--- BEGIN ---
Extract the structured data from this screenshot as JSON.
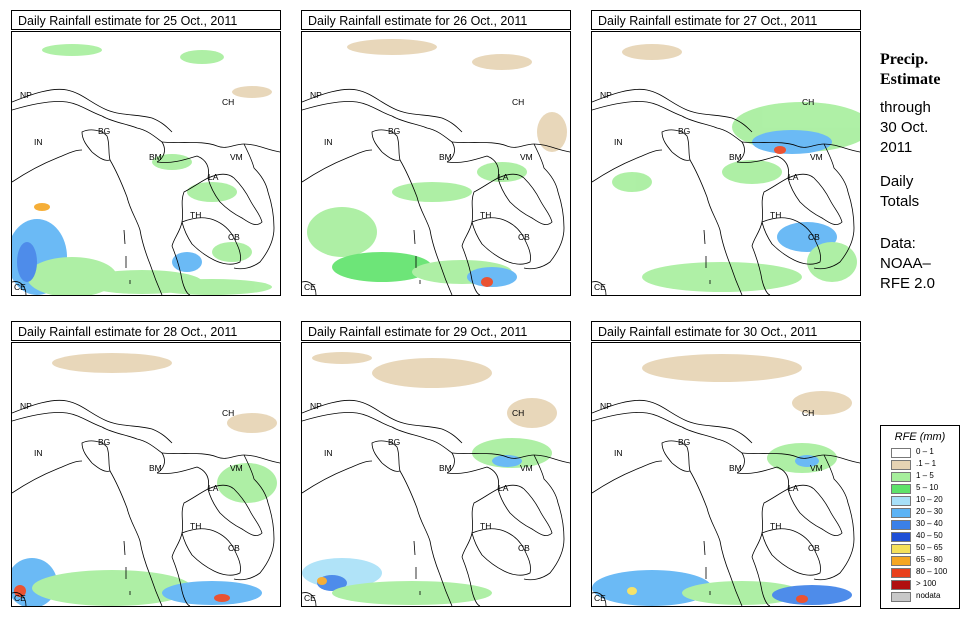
{
  "panels": [
    {
      "title": "Daily Rainfall estimate for  25 Oct., 2011"
    },
    {
      "title": "Daily Rainfall estimate for  26 Oct., 2011"
    },
    {
      "title": "Daily Rainfall estimate for  27 Oct., 2011"
    },
    {
      "title": "Daily Rainfall estimate for  28 Oct., 2011"
    },
    {
      "title": "Daily Rainfall estimate for  29 Oct., 2011"
    },
    {
      "title": "Daily Rainfall estimate for  30 Oct., 2011"
    }
  ],
  "countries": {
    "np": "NP",
    "ch": "CH",
    "in": "IN",
    "bg": "BG",
    "bm": "BM",
    "vm": "VM",
    "la": "LA",
    "th": "TH",
    "cb": "CB",
    "ce": "CE"
  },
  "side": {
    "heading_line1": "Precip.",
    "heading_line2": "Estimate",
    "through": "through",
    "date_line1": "30 Oct.",
    "date_line2": "2011",
    "daily_line1": "Daily",
    "daily_line2": "Totals",
    "data_line1": "Data:",
    "data_line2": "NOAA–",
    "data_line3": "RFE 2.0"
  },
  "legend": {
    "title": "RFE (mm)",
    "items": [
      {
        "label": "0 – 1",
        "color": "#ffffff"
      },
      {
        "label": ".1 – 1",
        "color": "#e6d3b3"
      },
      {
        "label": "1 – 5",
        "color": "#a6ee9c"
      },
      {
        "label": "5 – 10",
        "color": "#5ee36a"
      },
      {
        "label": "10 – 20",
        "color": "#a8e0f8"
      },
      {
        "label": "20 – 30",
        "color": "#5cb3f5"
      },
      {
        "label": "30 – 40",
        "color": "#3b80e8"
      },
      {
        "label": "40 – 50",
        "color": "#1f4fd6"
      },
      {
        "label": "50 – 65",
        "color": "#f5e05a"
      },
      {
        "label": "65 – 80",
        "color": "#f5a623"
      },
      {
        "label": "80 – 100",
        "color": "#e8401c"
      },
      {
        "label": "> 100",
        "color": "#b01010"
      },
      {
        "label": "nodata",
        "color": "#c8c8c8"
      }
    ]
  }
}
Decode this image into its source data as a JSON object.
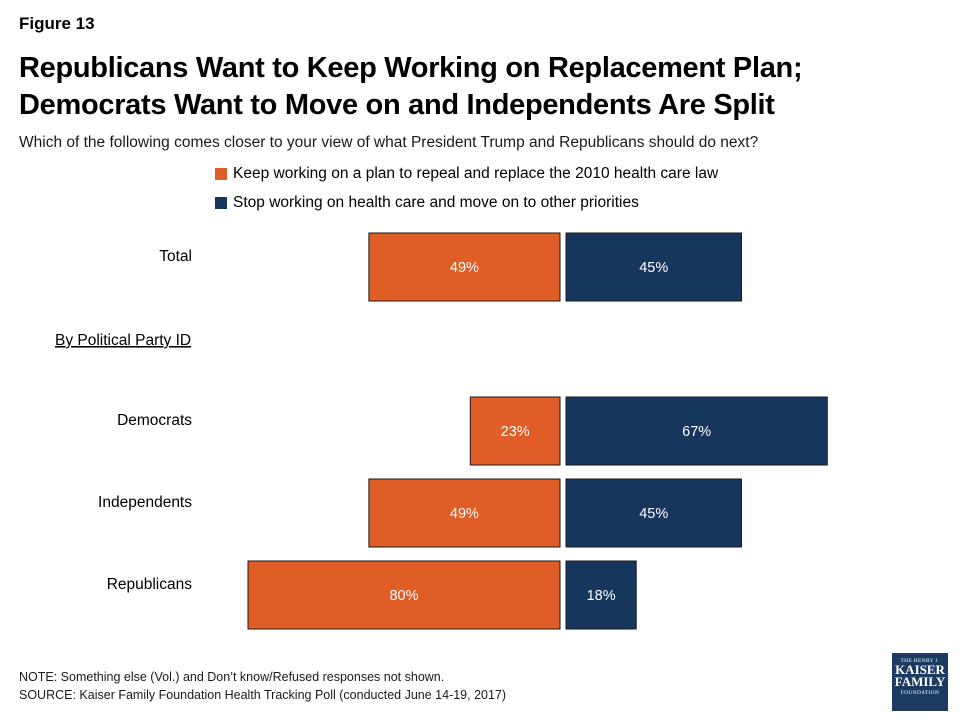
{
  "figure_label": "Figure 13",
  "title_line1": "Republicans Want to Keep Working on Replacement Plan;",
  "title_line2": "Democrats Want to Move on and Independents Are Split",
  "subtitle": "Which of the following comes closer to your view of what President Trump and Republicans should do next?",
  "section_label": "By Political Party ID",
  "note": "NOTE: Something else (Vol.) and Don’t know/Refused responses not shown.",
  "source": "SOURCE: Kaiser Family Foundation Health Tracking Poll (conducted June 14-19, 2017)",
  "logo": {
    "line1": "THE HENRY J.",
    "line2": "KAISER",
    "line3": "FAMILY",
    "line4": "FOUNDATION"
  },
  "colors": {
    "keep": "#e05d26",
    "stop": "#17365d"
  },
  "chart_data": {
    "type": "bar",
    "orientation": "horizontal-diverging",
    "categories": [
      "Total",
      "Democrats",
      "Independents",
      "Republicans"
    ],
    "series": [
      {
        "name": "Keep working on a plan to repeal and replace the 2010 health care law",
        "values": [
          49,
          23,
          49,
          80
        ]
      },
      {
        "name": "Stop working on health care and move on to other priorities",
        "values": [
          45,
          67,
          45,
          18
        ]
      }
    ],
    "value_labels": {
      "keep": [
        "49%",
        "23%",
        "49%",
        "80%"
      ],
      "stop": [
        "45%",
        "67%",
        "45%",
        "18%"
      ]
    },
    "legend_position": "top",
    "unit": "%"
  }
}
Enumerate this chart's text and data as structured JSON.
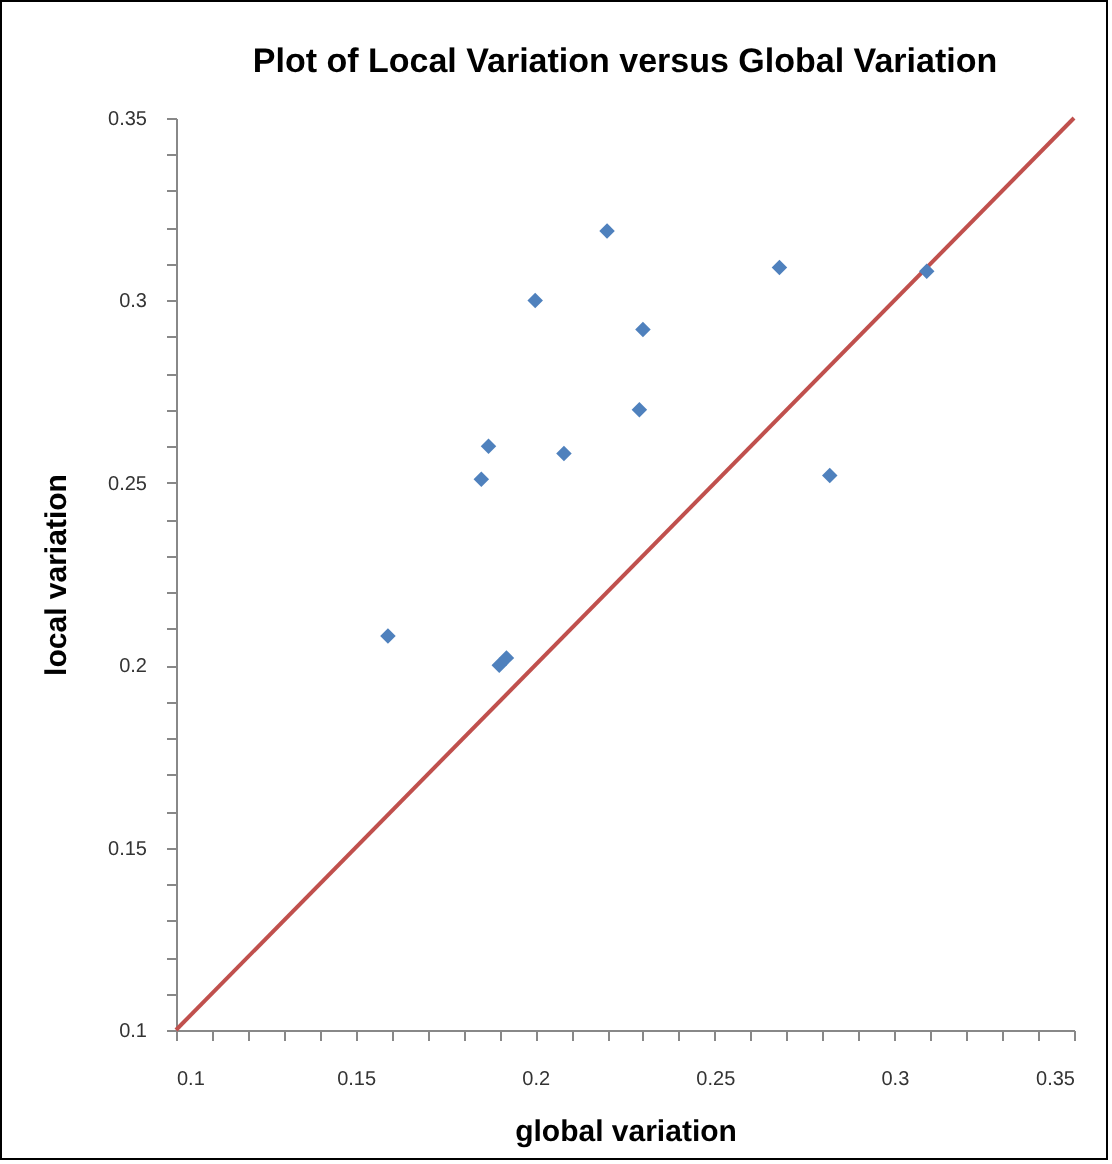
{
  "chart_data": {
    "type": "scatter",
    "title": "Plot of Local Variation versus Global Variation",
    "xlabel": "global variation",
    "ylabel": "local variation",
    "marker": "diamond",
    "grid": false,
    "xlim": [
      0.1,
      0.35
    ],
    "ylim": [
      0.1,
      0.35
    ],
    "xticks": [
      0.1,
      {
        "value": 0.11,
        "label": null
      },
      {
        "value": 0.12,
        "label": null
      },
      {
        "value": 0.13,
        "label": null
      },
      {
        "value": 0.14,
        "label": null
      },
      0.15,
      {
        "value": 0.16,
        "label": null
      },
      {
        "value": 0.17,
        "label": null
      },
      {
        "value": 0.18,
        "label": null
      },
      {
        "value": 0.19,
        "label": null
      },
      0.2,
      {
        "value": 0.21,
        "label": null
      },
      {
        "value": 0.22,
        "label": null
      },
      {
        "value": 0.23,
        "label": null
      },
      {
        "value": 0.24,
        "label": null
      },
      0.25,
      {
        "value": 0.26,
        "label": null
      },
      {
        "value": 0.27,
        "label": null
      },
      {
        "value": 0.28,
        "label": null
      },
      {
        "value": 0.29,
        "label": null
      },
      0.3,
      {
        "value": 0.31,
        "label": null
      },
      {
        "value": 0.32,
        "label": null
      },
      {
        "value": 0.33,
        "label": null
      },
      {
        "value": 0.34,
        "label": null
      },
      0.35
    ],
    "yticks": [
      0.1,
      {
        "value": 0.11,
        "label": null
      },
      {
        "value": 0.12,
        "label": null
      },
      {
        "value": 0.13,
        "label": null
      },
      {
        "value": 0.14,
        "label": null
      },
      0.15,
      {
        "value": 0.16,
        "label": null
      },
      {
        "value": 0.17,
        "label": null
      },
      {
        "value": 0.18,
        "label": null
      },
      {
        "value": 0.19,
        "label": null
      },
      0.2,
      {
        "value": 0.21,
        "label": null
      },
      {
        "value": 0.22,
        "label": null
      },
      {
        "value": 0.23,
        "label": null
      },
      {
        "value": 0.24,
        "label": null
      },
      0.25,
      {
        "value": 0.26,
        "label": null
      },
      {
        "value": 0.27,
        "label": null
      },
      {
        "value": 0.28,
        "label": null
      },
      {
        "value": 0.29,
        "label": null
      },
      0.3,
      {
        "value": 0.31,
        "label": null
      },
      {
        "value": 0.32,
        "label": null
      },
      {
        "value": 0.33,
        "label": null
      },
      {
        "value": 0.34,
        "label": null
      },
      0.35
    ],
    "series": [
      {
        "color": "#4f81bd",
        "x": [
          0.22,
          0.2,
          0.23,
          0.229,
          0.187,
          0.208,
          0.185,
          0.159,
          0.19,
          0.192,
          0.268,
          0.309,
          0.282
        ],
        "values": [
          0.319,
          0.3,
          0.292,
          0.27,
          0.26,
          0.258,
          0.251,
          0.208,
          0.2,
          0.202,
          0.309,
          0.308,
          0.252
        ]
      },
      {
        "type": "line",
        "color": "#c0504d",
        "marker": "none",
        "x": [
          0.1,
          0.35
        ],
        "values": [
          0.1,
          0.35
        ]
      }
    ]
  }
}
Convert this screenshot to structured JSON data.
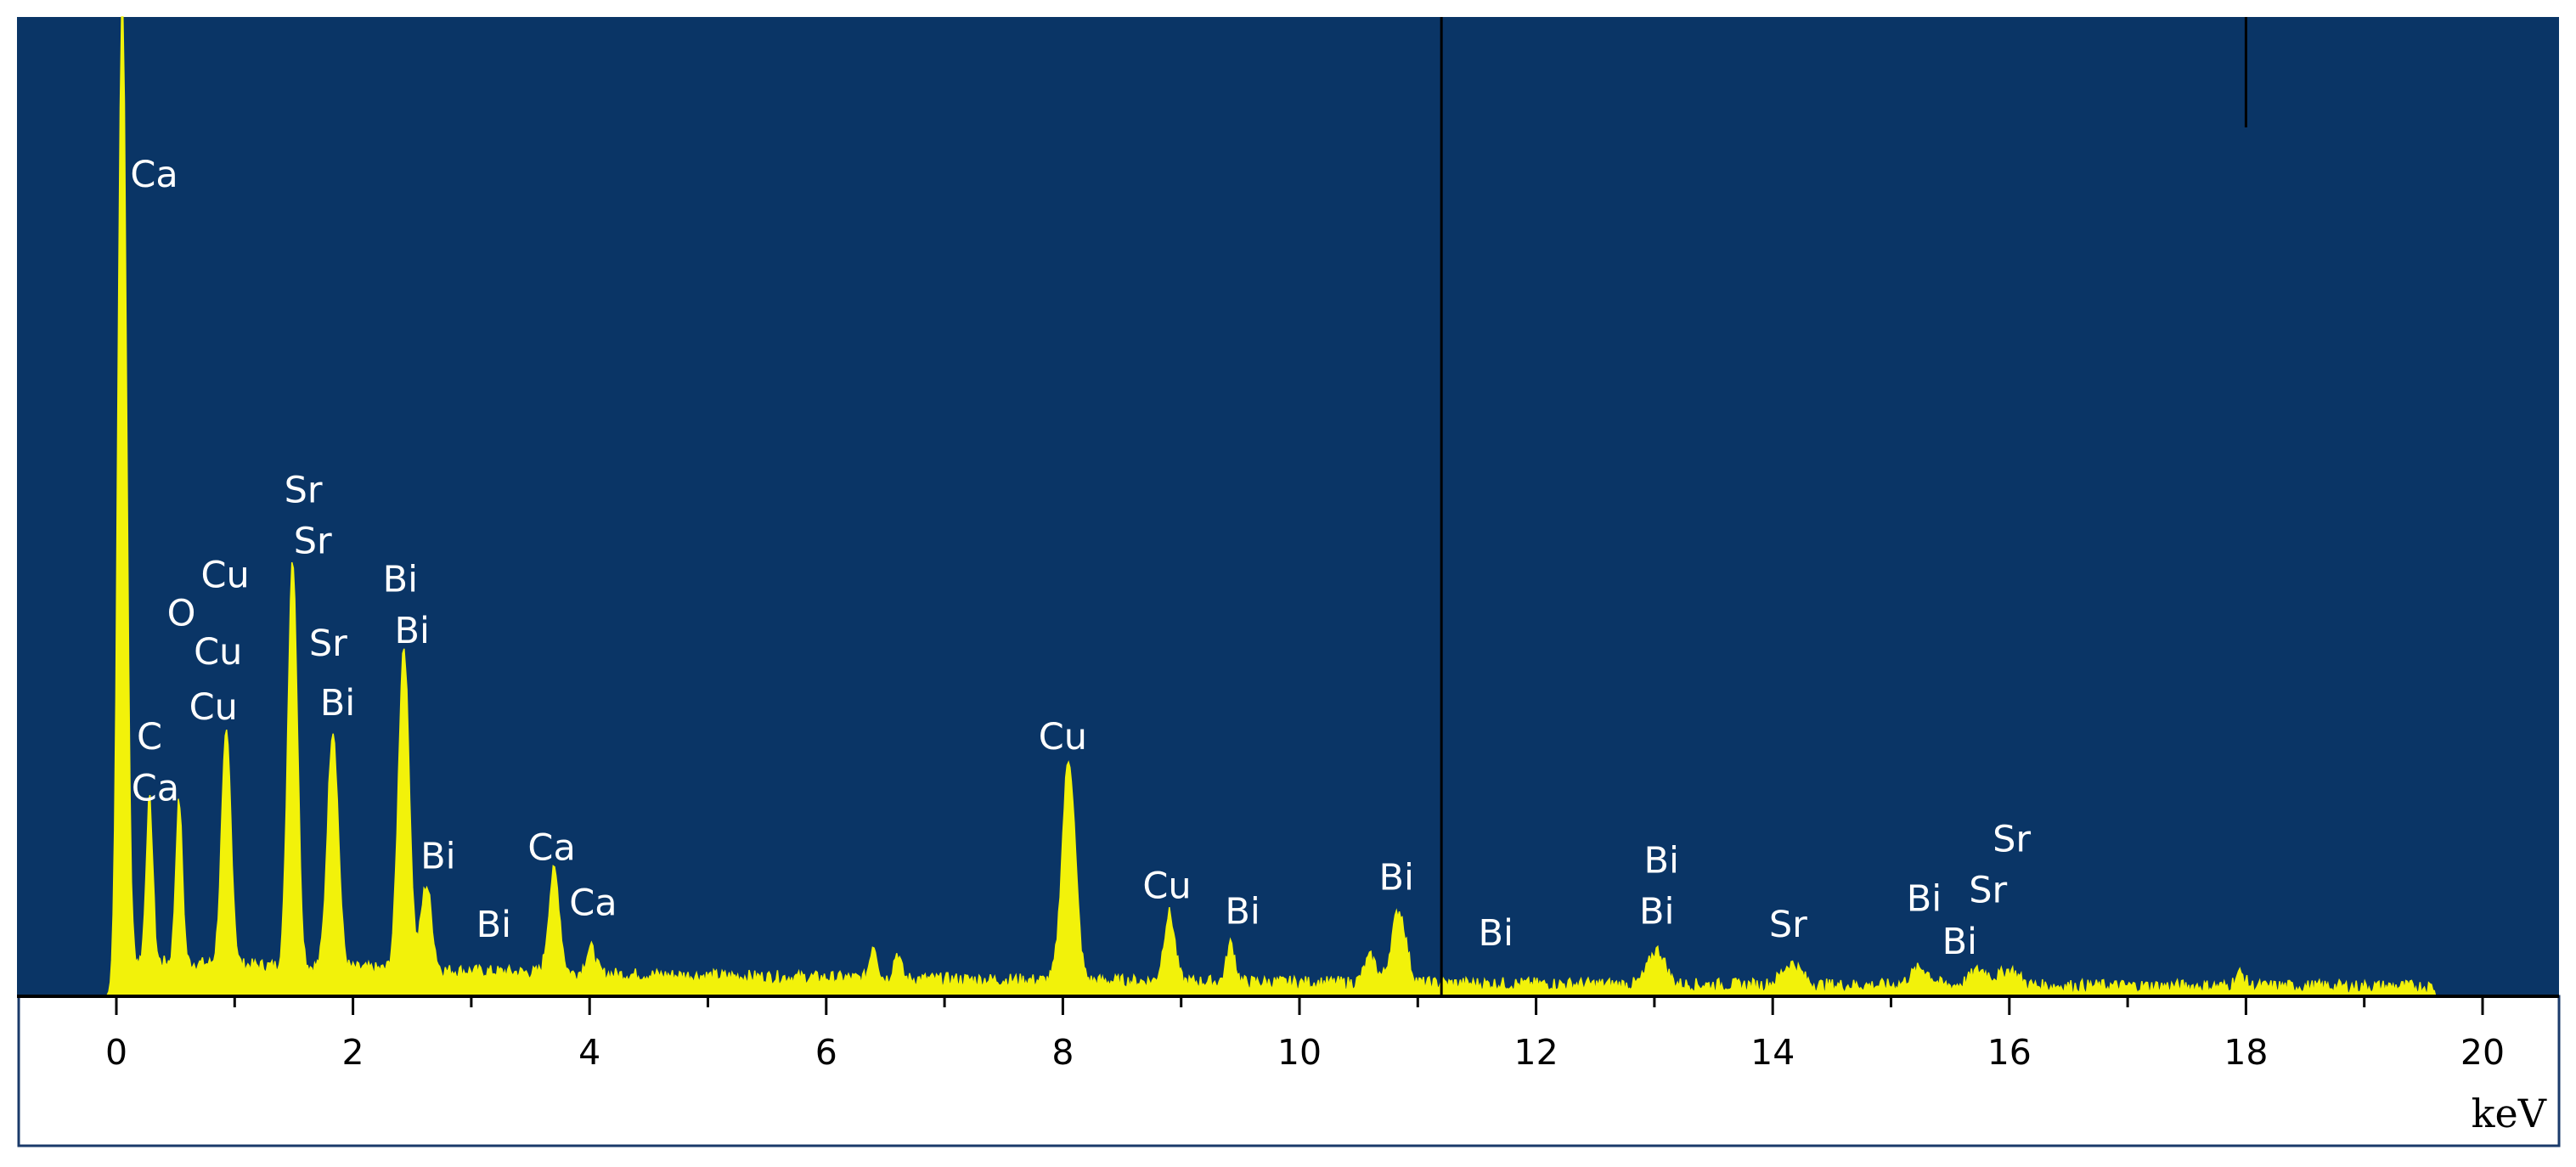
{
  "chart_data": {
    "type": "line",
    "title": "",
    "xlabel": "keV",
    "ylabel": "",
    "xlim": [
      0,
      20
    ],
    "ylim": [
      0,
      100
    ],
    "x_ticks": [
      "0",
      "2",
      "4",
      "6",
      "8",
      "10",
      "12",
      "14",
      "16",
      "18",
      "20"
    ],
    "grid": false,
    "legend": "none",
    "colors": {
      "plot_background": "#0a3566",
      "spectrum": "#f2f20a",
      "labels": "#ffffff"
    },
    "markers_keV": [
      11.2,
      18.0
    ],
    "peaks": [
      {
        "x": 0.05,
        "y": 115,
        "w": 0.035
      },
      {
        "x": 0.28,
        "y": 19,
        "w": 0.028
      },
      {
        "x": 0.53,
        "y": 19,
        "w": 0.028
      },
      {
        "x": 0.93,
        "y": 27,
        "w": 0.04
      },
      {
        "x": 1.49,
        "y": 48,
        "w": 0.04
      },
      {
        "x": 1.83,
        "y": 28,
        "w": 0.045
      },
      {
        "x": 2.43,
        "y": 38,
        "w": 0.045
      },
      {
        "x": 2.62,
        "y": 10,
        "w": 0.045
      },
      {
        "x": 3.7,
        "y": 12,
        "w": 0.045
      },
      {
        "x": 4.01,
        "y": 3,
        "w": 0.04
      },
      {
        "x": 6.4,
        "y": 4,
        "w": 0.03
      },
      {
        "x": 6.6,
        "y": 3,
        "w": 0.03
      },
      {
        "x": 8.05,
        "y": 26,
        "w": 0.055
      },
      {
        "x": 8.9,
        "y": 8,
        "w": 0.045
      },
      {
        "x": 9.42,
        "y": 4.5,
        "w": 0.035
      },
      {
        "x": 10.84,
        "y": 8.5,
        "w": 0.06
      },
      {
        "x": 10.6,
        "y": 3,
        "w": 0.05
      },
      {
        "x": 13.02,
        "y": 4,
        "w": 0.07
      },
      {
        "x": 14.16,
        "y": 2.5,
        "w": 0.08
      },
      {
        "x": 15.25,
        "y": 2,
        "w": 0.08
      },
      {
        "x": 15.75,
        "y": 1.8,
        "w": 0.08
      },
      {
        "x": 16.0,
        "y": 1.8,
        "w": 0.08
      },
      {
        "x": 17.95,
        "y": 1.5,
        "w": 0.04
      }
    ],
    "annotations": [
      {
        "text": "Ca",
        "x": 0.32,
        "y": 95
      },
      {
        "text": "Sr",
        "x": 1.58,
        "y": 58
      },
      {
        "text": "Sr",
        "x": 1.66,
        "y": 52
      },
      {
        "text": "Cu",
        "x": 0.92,
        "y": 48
      },
      {
        "text": "Bi",
        "x": 2.4,
        "y": 47.5
      },
      {
        "text": "O",
        "x": 0.55,
        "y": 43.5
      },
      {
        "text": "Bi",
        "x": 2.5,
        "y": 41.5
      },
      {
        "text": "Cu",
        "x": 0.86,
        "y": 39
      },
      {
        "text": "Sr",
        "x": 1.79,
        "y": 40
      },
      {
        "text": "Bi",
        "x": 1.87,
        "y": 33
      },
      {
        "text": "Cu",
        "x": 0.82,
        "y": 32.5
      },
      {
        "text": "C",
        "x": 0.28,
        "y": 29
      },
      {
        "text": "Ca",
        "x": 0.33,
        "y": 23
      },
      {
        "text": "Cu",
        "x": 8.0,
        "y": 29
      },
      {
        "text": "Ca",
        "x": 3.68,
        "y": 16
      },
      {
        "text": "Bi",
        "x": 2.72,
        "y": 15
      },
      {
        "text": "Ca",
        "x": 4.03,
        "y": 9.5
      },
      {
        "text": "Cu",
        "x": 8.88,
        "y": 11.5
      },
      {
        "text": "Bi",
        "x": 10.82,
        "y": 12.5
      },
      {
        "text": "Bi",
        "x": 3.19,
        "y": 7
      },
      {
        "text": "Bi",
        "x": 9.52,
        "y": 8.5
      },
      {
        "text": "Bi",
        "x": 13.06,
        "y": 14.5
      },
      {
        "text": "Bi",
        "x": 13.02,
        "y": 8.5
      },
      {
        "text": "Sr",
        "x": 16.02,
        "y": 17
      },
      {
        "text": "Sr",
        "x": 15.82,
        "y": 11
      },
      {
        "text": "Bi",
        "x": 15.28,
        "y": 10
      },
      {
        "text": "Sr",
        "x": 14.13,
        "y": 7
      },
      {
        "text": "Bi",
        "x": 15.58,
        "y": 5
      },
      {
        "text": "Bi",
        "x": 11.66,
        "y": 6
      }
    ]
  }
}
--- END ---
● Instructions to follow
Count each line of the entries that holds the word "Republicans", then state the total and nothing more.

● Exercise solution
3